#### [Set problem]
Check each line of the material. Copy those containing "icon".
## Begin Records
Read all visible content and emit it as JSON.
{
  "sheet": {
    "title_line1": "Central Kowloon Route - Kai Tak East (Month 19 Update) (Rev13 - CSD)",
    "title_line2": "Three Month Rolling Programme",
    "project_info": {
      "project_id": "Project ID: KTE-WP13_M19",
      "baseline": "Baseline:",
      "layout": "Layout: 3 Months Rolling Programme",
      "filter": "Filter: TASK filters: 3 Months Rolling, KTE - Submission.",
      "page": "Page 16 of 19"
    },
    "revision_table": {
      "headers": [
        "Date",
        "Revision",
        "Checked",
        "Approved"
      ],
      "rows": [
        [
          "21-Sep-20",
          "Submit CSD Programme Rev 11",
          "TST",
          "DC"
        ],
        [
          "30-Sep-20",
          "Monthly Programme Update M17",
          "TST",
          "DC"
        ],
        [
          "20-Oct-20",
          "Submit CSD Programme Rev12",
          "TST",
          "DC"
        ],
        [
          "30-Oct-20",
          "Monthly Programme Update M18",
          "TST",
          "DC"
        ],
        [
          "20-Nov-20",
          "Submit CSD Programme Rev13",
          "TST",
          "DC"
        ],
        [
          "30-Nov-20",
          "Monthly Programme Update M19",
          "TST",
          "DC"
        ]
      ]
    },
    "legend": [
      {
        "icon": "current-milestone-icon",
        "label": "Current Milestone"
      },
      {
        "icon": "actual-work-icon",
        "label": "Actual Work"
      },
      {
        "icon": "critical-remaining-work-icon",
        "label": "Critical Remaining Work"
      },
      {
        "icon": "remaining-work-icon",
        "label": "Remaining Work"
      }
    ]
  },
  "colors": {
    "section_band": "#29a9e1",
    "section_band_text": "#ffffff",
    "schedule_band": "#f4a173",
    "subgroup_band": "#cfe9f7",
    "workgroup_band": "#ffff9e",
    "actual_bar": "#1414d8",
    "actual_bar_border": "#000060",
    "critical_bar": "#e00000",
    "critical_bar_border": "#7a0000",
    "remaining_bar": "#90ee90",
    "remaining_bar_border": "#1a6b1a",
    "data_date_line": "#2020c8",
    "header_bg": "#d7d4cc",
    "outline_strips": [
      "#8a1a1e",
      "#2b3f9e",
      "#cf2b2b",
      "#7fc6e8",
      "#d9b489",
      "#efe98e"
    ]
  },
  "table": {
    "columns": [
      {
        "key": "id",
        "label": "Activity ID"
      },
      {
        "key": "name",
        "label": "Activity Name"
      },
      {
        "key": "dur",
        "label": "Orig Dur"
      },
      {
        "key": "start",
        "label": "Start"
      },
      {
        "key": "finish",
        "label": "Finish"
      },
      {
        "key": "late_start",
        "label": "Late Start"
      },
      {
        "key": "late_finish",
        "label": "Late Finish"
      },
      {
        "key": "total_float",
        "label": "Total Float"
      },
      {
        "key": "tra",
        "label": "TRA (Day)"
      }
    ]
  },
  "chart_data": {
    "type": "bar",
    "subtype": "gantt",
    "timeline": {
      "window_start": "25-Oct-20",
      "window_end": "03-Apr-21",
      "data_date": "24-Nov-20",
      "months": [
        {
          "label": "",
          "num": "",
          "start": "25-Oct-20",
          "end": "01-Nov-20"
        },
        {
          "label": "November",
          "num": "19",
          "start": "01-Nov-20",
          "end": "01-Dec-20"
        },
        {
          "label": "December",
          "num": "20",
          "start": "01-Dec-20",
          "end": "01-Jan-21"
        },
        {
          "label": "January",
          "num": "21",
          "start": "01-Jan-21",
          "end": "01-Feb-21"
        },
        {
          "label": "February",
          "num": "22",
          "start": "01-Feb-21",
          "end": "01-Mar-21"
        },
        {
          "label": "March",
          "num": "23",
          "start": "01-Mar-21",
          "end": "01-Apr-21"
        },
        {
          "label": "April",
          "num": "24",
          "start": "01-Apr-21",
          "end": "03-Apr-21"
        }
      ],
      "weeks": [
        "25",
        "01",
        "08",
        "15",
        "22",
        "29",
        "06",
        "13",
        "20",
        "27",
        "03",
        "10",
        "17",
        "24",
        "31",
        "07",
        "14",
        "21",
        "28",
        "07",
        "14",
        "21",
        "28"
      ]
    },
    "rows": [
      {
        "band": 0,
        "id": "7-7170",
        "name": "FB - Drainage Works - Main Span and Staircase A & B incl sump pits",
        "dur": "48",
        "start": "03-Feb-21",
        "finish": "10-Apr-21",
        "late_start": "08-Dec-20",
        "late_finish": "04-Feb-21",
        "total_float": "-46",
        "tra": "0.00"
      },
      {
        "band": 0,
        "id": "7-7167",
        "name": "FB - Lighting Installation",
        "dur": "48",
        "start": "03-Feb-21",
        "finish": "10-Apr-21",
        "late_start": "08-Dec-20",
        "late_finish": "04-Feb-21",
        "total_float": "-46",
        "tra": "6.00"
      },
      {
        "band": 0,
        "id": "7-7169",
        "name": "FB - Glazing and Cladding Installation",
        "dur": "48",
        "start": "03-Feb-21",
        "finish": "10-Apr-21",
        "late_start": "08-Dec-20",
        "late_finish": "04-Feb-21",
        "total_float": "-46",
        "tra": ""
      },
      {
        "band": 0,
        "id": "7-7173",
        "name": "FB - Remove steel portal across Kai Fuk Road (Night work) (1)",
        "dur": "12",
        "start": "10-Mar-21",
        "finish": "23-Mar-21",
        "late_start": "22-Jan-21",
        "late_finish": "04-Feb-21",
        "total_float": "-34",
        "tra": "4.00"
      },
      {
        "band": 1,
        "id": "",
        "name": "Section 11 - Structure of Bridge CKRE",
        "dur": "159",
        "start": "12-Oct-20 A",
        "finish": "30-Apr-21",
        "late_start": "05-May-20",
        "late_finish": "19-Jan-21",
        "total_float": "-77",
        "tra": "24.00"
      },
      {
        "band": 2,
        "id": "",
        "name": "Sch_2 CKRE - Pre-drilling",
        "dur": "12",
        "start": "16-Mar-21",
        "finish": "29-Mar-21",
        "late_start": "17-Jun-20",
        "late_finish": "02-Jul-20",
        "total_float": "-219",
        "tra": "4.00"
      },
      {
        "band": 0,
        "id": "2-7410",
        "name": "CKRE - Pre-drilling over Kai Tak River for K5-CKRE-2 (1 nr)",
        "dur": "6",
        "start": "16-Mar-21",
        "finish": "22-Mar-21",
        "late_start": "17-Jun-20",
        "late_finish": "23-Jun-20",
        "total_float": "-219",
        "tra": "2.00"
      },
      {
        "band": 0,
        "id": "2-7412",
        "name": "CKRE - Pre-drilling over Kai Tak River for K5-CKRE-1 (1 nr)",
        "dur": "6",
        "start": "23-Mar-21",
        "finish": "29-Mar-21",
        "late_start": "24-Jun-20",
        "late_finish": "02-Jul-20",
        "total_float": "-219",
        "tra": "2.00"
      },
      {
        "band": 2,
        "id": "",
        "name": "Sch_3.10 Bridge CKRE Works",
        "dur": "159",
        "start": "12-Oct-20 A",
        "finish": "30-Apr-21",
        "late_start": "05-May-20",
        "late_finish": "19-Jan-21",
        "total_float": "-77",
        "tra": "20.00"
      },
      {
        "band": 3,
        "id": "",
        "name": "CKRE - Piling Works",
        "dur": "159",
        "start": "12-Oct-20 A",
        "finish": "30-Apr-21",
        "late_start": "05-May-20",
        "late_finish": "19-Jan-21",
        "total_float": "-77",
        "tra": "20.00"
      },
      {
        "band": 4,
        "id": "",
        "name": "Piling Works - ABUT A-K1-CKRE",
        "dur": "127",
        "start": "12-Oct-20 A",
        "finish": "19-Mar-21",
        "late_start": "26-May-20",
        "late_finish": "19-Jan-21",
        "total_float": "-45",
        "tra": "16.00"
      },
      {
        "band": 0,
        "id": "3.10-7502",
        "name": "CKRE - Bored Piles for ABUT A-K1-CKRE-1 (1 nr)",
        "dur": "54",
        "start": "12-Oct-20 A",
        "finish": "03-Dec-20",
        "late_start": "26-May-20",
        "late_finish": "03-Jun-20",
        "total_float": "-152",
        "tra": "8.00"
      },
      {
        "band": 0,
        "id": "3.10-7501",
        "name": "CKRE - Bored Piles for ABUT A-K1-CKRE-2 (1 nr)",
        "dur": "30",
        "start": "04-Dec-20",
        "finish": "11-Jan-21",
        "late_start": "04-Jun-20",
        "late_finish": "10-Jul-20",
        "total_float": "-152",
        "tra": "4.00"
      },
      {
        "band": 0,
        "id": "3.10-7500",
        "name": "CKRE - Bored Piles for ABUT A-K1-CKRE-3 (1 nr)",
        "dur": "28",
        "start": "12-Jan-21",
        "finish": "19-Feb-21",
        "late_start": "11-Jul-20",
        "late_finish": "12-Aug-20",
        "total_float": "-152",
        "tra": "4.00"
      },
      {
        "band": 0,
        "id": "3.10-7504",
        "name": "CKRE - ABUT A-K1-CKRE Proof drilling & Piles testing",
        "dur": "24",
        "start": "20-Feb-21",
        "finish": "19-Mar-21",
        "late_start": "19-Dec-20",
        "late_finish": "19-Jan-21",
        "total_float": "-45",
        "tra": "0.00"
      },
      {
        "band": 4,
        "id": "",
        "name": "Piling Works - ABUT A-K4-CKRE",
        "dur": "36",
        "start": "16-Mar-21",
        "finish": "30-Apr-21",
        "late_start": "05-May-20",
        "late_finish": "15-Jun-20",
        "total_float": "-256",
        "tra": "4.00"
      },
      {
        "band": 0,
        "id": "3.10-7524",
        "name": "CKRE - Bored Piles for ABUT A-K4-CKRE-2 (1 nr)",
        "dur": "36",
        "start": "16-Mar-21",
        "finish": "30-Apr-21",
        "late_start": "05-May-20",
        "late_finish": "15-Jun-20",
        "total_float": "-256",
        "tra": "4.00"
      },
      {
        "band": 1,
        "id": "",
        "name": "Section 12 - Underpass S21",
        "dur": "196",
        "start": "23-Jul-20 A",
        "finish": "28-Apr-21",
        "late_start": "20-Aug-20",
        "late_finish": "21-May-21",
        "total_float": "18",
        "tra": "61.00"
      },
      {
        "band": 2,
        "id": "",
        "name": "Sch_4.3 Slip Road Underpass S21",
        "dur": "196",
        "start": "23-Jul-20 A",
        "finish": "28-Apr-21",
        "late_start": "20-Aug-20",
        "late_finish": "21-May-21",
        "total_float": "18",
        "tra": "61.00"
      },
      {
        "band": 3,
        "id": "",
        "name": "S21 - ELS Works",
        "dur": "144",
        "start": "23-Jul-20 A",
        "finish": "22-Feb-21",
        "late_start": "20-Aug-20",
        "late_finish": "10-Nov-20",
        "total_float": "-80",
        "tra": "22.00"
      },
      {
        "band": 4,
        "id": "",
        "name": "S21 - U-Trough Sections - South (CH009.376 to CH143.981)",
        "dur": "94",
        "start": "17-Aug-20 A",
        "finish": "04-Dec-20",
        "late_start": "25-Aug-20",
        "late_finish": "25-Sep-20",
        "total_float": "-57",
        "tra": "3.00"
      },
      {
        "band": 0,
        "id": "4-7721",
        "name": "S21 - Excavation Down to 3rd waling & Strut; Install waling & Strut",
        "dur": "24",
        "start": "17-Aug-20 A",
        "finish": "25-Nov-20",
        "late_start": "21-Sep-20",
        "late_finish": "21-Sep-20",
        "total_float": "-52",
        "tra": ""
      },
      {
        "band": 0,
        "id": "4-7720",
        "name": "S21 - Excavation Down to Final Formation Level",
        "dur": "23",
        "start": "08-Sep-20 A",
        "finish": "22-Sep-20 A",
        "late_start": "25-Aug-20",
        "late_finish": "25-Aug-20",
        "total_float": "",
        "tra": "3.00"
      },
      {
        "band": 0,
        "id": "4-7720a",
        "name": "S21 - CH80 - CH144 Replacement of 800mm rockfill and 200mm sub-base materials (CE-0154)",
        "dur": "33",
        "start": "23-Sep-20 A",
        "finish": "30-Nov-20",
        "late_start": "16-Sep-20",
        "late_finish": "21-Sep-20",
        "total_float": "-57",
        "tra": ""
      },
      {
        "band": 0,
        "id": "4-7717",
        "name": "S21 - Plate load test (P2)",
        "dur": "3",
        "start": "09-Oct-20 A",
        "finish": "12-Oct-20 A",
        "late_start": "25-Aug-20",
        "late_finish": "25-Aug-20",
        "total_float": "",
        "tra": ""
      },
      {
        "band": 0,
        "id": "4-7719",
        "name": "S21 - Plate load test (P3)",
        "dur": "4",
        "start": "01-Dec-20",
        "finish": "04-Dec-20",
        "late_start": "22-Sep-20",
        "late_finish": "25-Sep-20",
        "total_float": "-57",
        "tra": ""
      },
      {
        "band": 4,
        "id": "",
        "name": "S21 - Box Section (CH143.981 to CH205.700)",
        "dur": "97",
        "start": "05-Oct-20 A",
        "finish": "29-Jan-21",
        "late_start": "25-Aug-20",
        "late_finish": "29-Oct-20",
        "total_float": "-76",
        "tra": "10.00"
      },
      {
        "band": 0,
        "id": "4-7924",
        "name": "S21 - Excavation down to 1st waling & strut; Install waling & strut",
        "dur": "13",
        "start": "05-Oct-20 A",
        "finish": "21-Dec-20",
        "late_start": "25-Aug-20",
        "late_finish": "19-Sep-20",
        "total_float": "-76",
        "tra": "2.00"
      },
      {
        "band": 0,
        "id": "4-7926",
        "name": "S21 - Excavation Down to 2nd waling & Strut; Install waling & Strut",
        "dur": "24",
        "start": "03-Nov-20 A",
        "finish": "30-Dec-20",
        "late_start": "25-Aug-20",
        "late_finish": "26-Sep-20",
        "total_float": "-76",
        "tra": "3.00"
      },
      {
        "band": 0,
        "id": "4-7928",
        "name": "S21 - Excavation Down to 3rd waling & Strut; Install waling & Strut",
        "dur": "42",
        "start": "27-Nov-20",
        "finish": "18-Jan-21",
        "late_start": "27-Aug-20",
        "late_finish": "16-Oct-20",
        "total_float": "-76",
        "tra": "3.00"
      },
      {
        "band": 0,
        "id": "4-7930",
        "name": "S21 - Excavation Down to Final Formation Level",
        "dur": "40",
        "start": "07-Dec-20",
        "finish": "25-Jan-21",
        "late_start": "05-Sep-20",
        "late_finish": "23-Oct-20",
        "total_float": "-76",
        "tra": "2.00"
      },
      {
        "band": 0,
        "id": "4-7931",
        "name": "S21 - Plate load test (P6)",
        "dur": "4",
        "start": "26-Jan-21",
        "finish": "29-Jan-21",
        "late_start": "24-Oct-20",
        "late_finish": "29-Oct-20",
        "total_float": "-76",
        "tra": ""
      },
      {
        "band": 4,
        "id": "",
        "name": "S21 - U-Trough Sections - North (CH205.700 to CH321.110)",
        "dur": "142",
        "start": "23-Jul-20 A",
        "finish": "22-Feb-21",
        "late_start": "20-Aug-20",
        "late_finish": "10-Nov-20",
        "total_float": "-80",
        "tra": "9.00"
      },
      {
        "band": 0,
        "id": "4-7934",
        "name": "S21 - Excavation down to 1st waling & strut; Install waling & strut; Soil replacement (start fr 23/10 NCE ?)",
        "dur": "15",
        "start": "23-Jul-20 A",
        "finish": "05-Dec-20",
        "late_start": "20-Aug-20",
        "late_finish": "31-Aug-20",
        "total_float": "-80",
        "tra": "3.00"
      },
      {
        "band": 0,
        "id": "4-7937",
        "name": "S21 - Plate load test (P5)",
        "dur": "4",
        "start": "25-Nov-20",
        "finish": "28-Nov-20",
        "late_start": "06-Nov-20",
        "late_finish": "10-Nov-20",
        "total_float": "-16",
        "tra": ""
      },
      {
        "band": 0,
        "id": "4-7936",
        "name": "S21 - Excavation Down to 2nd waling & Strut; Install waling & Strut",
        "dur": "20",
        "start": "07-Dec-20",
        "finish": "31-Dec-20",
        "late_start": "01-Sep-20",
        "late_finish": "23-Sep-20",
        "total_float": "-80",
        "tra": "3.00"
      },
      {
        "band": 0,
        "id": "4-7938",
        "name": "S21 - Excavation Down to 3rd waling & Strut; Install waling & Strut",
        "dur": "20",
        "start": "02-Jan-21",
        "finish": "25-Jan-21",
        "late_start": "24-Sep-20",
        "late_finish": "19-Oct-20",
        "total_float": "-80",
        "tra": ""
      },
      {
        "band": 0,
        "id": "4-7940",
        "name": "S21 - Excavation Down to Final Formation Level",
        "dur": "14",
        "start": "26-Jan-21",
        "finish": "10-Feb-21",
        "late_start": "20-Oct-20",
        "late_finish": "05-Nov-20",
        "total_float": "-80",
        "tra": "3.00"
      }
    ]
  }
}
## End Records
#### [Solution for this problem]
        "icon": "current-milestone-icon",
        "icon": "actual-work-icon",
        "icon": "critical-remaining-work-icon",
        "icon": "remaining-work-icon",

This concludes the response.